▶ What is being asked
Work through the listing below and count the lines that hold "JSON". Answer with the number alone.

— Begin —

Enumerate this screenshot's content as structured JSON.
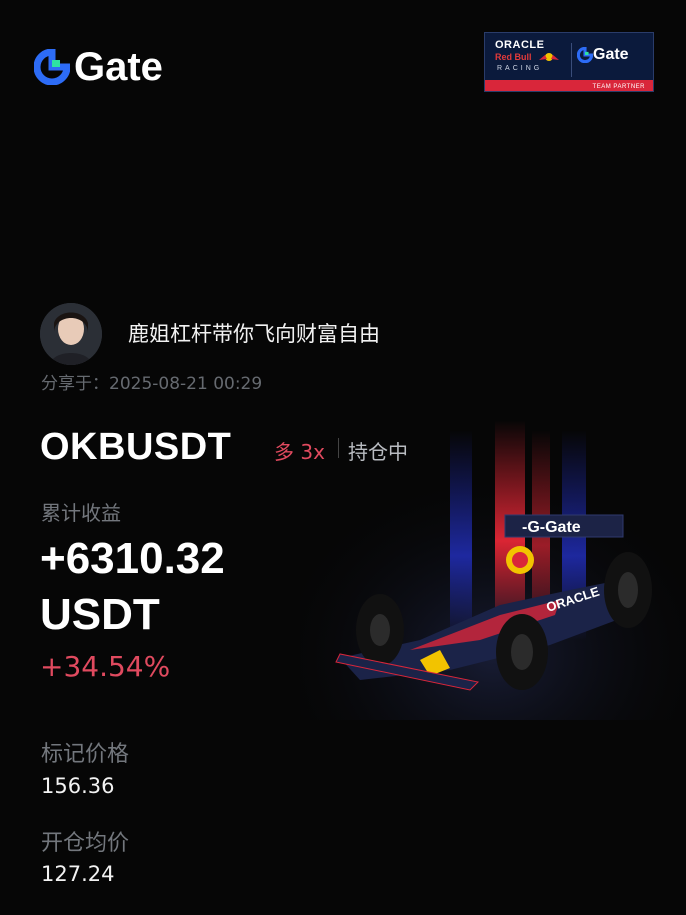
{
  "brand": {
    "name": "Gate"
  },
  "partner_badge": {
    "line1": "ORACLE",
    "line2": "Red Bull",
    "line3": "RACING",
    "partner_name": "Gate",
    "footer": "TEAM PARTNER"
  },
  "user": {
    "name": "鹿姐杠杆带你飞向财富自由",
    "share_label": "分享于：",
    "share_time": "2025-08-21 00:29"
  },
  "position": {
    "symbol": "OKBUSDT",
    "side": "多 3x",
    "status": "持仓中",
    "pnl_label": "累计收益",
    "pnl_value": "+6310.32",
    "pnl_unit": "USDT",
    "pnl_percent": "+34.54%",
    "mark_price_label": "标记价格",
    "mark_price": "156.36",
    "entry_price_label": "开仓均价",
    "entry_price": "127.24"
  },
  "colors": {
    "background": "#060606",
    "brand_blue": "#2d6cf6",
    "brand_green": "#2ee2a3",
    "long_red": "#e04a5f",
    "muted_text": "#73777d"
  }
}
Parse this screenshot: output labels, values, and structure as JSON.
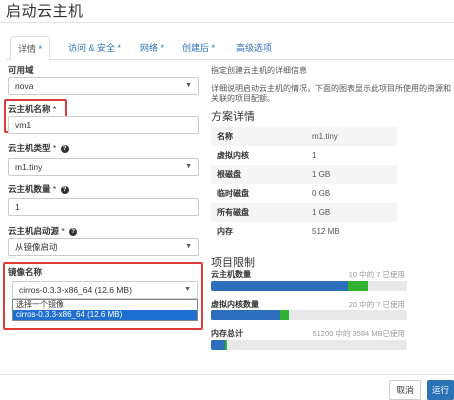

— End —

▶ Task response
2